[begin DATA FOR THIS TASK]

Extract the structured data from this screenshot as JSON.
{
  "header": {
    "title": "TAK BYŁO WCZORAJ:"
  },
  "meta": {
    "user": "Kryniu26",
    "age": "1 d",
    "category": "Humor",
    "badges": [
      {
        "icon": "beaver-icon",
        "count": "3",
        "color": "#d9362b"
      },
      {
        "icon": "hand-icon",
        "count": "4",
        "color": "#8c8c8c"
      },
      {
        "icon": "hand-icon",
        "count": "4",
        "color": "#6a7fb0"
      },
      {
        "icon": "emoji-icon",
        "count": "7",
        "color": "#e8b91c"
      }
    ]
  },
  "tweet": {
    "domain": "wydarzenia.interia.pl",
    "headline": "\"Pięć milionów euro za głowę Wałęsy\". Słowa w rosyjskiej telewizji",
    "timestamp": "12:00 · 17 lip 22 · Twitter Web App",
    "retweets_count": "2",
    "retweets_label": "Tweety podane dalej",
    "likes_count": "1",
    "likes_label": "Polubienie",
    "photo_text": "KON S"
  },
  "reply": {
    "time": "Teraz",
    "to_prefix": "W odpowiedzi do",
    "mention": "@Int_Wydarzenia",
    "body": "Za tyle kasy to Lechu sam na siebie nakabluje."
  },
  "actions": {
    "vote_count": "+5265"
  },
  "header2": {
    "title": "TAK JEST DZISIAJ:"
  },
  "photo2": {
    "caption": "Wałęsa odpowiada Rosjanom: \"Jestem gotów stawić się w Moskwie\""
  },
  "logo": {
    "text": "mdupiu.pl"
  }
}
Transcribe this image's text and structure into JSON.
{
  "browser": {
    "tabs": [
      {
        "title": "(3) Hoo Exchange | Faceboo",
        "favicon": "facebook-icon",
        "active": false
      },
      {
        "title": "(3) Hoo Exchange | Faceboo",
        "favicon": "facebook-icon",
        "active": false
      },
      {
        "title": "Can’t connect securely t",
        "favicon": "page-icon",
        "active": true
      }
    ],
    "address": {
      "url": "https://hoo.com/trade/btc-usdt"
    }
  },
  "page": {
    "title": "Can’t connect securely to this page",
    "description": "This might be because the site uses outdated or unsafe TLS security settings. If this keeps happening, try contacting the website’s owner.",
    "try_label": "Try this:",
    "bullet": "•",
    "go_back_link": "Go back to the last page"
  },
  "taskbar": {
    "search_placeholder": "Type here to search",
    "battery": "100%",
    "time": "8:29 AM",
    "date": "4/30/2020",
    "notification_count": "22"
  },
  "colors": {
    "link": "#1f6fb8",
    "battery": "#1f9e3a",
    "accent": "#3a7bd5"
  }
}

[end DATA FOR THIS TASK]

[WHAT TO WORK ON] Provide all the records again, word for word.

[ANSWER TO THE EXERCISE]
Extract the structured data from this screenshot as JSON.
{
  "header": {
    "title": "TAK BYŁO WCZORAJ:"
  },
  "meta": {
    "user": "Kryniu26",
    "age": "1 d",
    "category": "Humor",
    "badges": [
      {
        "icon": "beaver-icon",
        "count": "3",
        "color": "#d9362b"
      },
      {
        "icon": "hand-icon",
        "count": "4",
        "color": "#8c8c8c"
      },
      {
        "icon": "hand-icon",
        "count": "4",
        "color": "#6a7fb0"
      },
      {
        "icon": "emoji-icon",
        "count": "7",
        "color": "#e8b91c"
      }
    ]
  },
  "tweet": {
    "domain": "wydarzenia.interia.pl",
    "headline": "\"Pięć milionów euro za głowę Wałęsy\". Słowa w rosyjskiej telewizji",
    "timestamp": "12:00 · 17 lip 22 · Twitter Web App",
    "retweets_count": "2",
    "retweets_label": "Tweety podane dalej",
    "likes_count": "1",
    "likes_label": "Polubienie",
    "photo_text": "KON S"
  },
  "reply": {
    "time": "Teraz",
    "to_prefix": "W odpowiedzi do",
    "mention": "@Int_Wydarzenia",
    "body": "Za tyle kasy to Lechu sam na siebie nakabluje."
  },
  "actions": {
    "vote_count": "+5265"
  },
  "header2": {
    "title": "TAK JEST DZISIAJ:"
  },
  "photo2": {
    "caption": "Wałęsa odpowiada Rosjanom: \"Jestem gotów stawić się w Moskwie\""
  },
  "logo": {
    "text": "mdupiu.pl"
  }
}
Transcribe this image's text and structure into JSON.
{
  "browser": {
    "tabs": [
      {
        "title": "(3) Hoo Exchange | Faceboo",
        "favicon": "facebook-icon",
        "active": false
      },
      {
        "title": "(3) Hoo Exchange | Faceboo",
        "favicon": "facebook-icon",
        "active": false
      },
      {
        "title": "Can’t connect securely t",
        "favicon": "page-icon",
        "active": true
      }
    ],
    "address": {
      "url": "https://hoo.com/trade/btc-usdt"
    }
  },
  "page": {
    "title": "Can’t connect securely to this page",
    "description": "This might be because the site uses outdated or unsafe TLS security settings. If this keeps happening, try contacting the website’s owner.",
    "try_label": "Try this:",
    "bullet": "•",
    "go_back_link": "Go back to the last page"
  },
  "taskbar": {
    "search_placeholder": "Type here to search",
    "battery": "100%",
    "time": "8:29 AM",
    "date": "4/30/2020",
    "notification_count": "22"
  },
  "colors": {
    "link": "#1f6fb8",
    "battery": "#1f9e3a",
    "accent": "#3a7bd5"
  }
}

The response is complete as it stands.